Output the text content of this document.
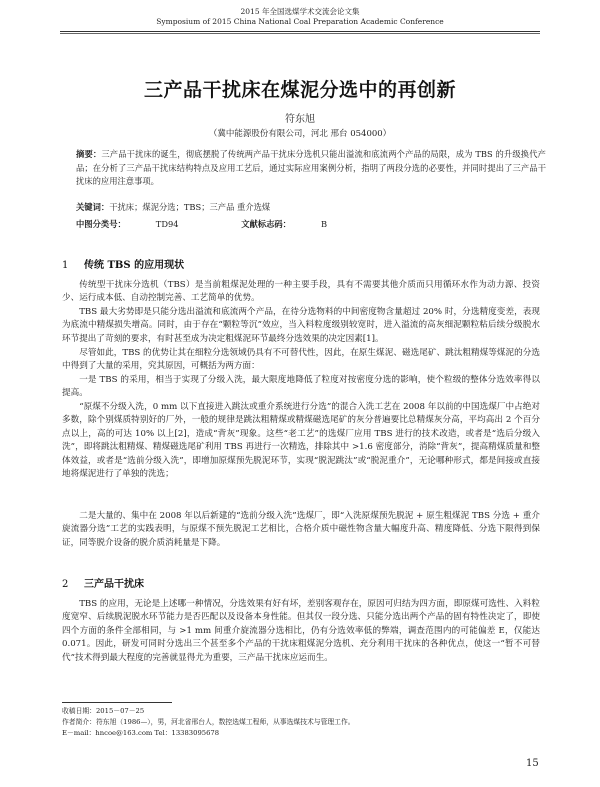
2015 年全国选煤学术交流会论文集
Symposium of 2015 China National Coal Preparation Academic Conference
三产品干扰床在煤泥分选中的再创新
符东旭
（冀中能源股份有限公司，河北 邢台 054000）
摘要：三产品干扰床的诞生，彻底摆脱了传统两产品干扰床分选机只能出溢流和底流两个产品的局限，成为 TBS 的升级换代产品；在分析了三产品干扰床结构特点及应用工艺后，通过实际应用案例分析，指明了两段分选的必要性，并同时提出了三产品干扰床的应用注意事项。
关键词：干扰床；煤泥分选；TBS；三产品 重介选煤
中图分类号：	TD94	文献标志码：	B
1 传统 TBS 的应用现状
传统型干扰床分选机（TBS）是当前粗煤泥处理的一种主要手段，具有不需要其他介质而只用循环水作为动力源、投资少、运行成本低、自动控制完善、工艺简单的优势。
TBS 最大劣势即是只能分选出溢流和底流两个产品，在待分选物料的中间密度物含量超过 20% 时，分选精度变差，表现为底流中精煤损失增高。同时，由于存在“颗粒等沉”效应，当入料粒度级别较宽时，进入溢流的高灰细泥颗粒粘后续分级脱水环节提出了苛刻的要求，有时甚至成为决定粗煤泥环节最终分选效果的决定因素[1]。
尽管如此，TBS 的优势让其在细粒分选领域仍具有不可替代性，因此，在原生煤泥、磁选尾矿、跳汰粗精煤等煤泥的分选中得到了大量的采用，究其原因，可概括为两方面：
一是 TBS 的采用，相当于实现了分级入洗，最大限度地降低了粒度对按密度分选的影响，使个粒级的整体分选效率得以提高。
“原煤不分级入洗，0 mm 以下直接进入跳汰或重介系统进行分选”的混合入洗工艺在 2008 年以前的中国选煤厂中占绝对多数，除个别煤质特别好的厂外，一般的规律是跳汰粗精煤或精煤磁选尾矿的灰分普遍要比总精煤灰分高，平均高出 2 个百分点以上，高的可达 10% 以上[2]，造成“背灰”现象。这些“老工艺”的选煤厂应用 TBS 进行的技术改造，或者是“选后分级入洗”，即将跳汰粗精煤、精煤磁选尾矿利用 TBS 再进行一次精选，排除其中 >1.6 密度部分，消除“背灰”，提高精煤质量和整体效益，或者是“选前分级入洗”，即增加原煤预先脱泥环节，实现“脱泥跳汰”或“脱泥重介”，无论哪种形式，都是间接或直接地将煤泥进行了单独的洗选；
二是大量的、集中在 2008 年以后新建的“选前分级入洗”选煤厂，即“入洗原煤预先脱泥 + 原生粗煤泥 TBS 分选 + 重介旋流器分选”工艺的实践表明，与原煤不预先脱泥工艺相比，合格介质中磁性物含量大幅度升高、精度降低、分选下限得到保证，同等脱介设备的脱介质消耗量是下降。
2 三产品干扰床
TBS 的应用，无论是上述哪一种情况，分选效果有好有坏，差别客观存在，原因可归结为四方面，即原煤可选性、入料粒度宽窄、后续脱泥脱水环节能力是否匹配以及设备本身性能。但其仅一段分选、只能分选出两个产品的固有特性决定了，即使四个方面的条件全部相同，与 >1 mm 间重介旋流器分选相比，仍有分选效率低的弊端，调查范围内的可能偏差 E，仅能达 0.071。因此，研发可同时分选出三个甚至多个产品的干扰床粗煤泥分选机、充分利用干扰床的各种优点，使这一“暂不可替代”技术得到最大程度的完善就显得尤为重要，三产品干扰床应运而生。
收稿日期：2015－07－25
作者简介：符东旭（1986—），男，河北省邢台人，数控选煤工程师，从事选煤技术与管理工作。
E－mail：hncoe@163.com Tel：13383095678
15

◆ What is being asked: From the records above, pull out each line that has "选前分级入洗".

◆ In response:
“原煤不分级入洗，0 mm 以下直接进入跳汰或重介系统进行分选”的混合入洗工艺在 2008 年以前的中国选煤厂中占绝对多数，除个别煤质特别好的厂外，一般的规律是跳汰粗精煤或精煤磁选尾矿的灰分普遍要比总精煤灰分高，平均高出 2 个百分点以上，高的可达 10% 以上[2]，造成“背灰”现象。这些“老工艺”的选煤厂应用 TBS 进行的技术改造，或者是“选后分级入洗”，即将跳汰粗精煤、精煤磁选尾矿利用 TBS 再进行一次精选，排除其中 >1.6 密度部分，消除“背灰”，提高精煤质量和整体效益，或者是“选前分级入洗”，即增加原煤预先脱泥环节，实现“脱泥跳汰”或“脱泥重介”，无论哪种形式，都是间接或直接地将煤泥进行了单独的洗选；
二是大量的、集中在 2008 年以后新建的“选前分级入洗”选煤厂，即“入洗原煤预先脱泥 + 原生粗煤泥 TBS 分选 + 重介旋流器分选”工艺的实践表明，与原煤不预先脱泥工艺相比，合格介质中磁性物含量大幅度升高、精度降低、分选下限得到保证，同等脱介设备的脱介质消耗量是下降。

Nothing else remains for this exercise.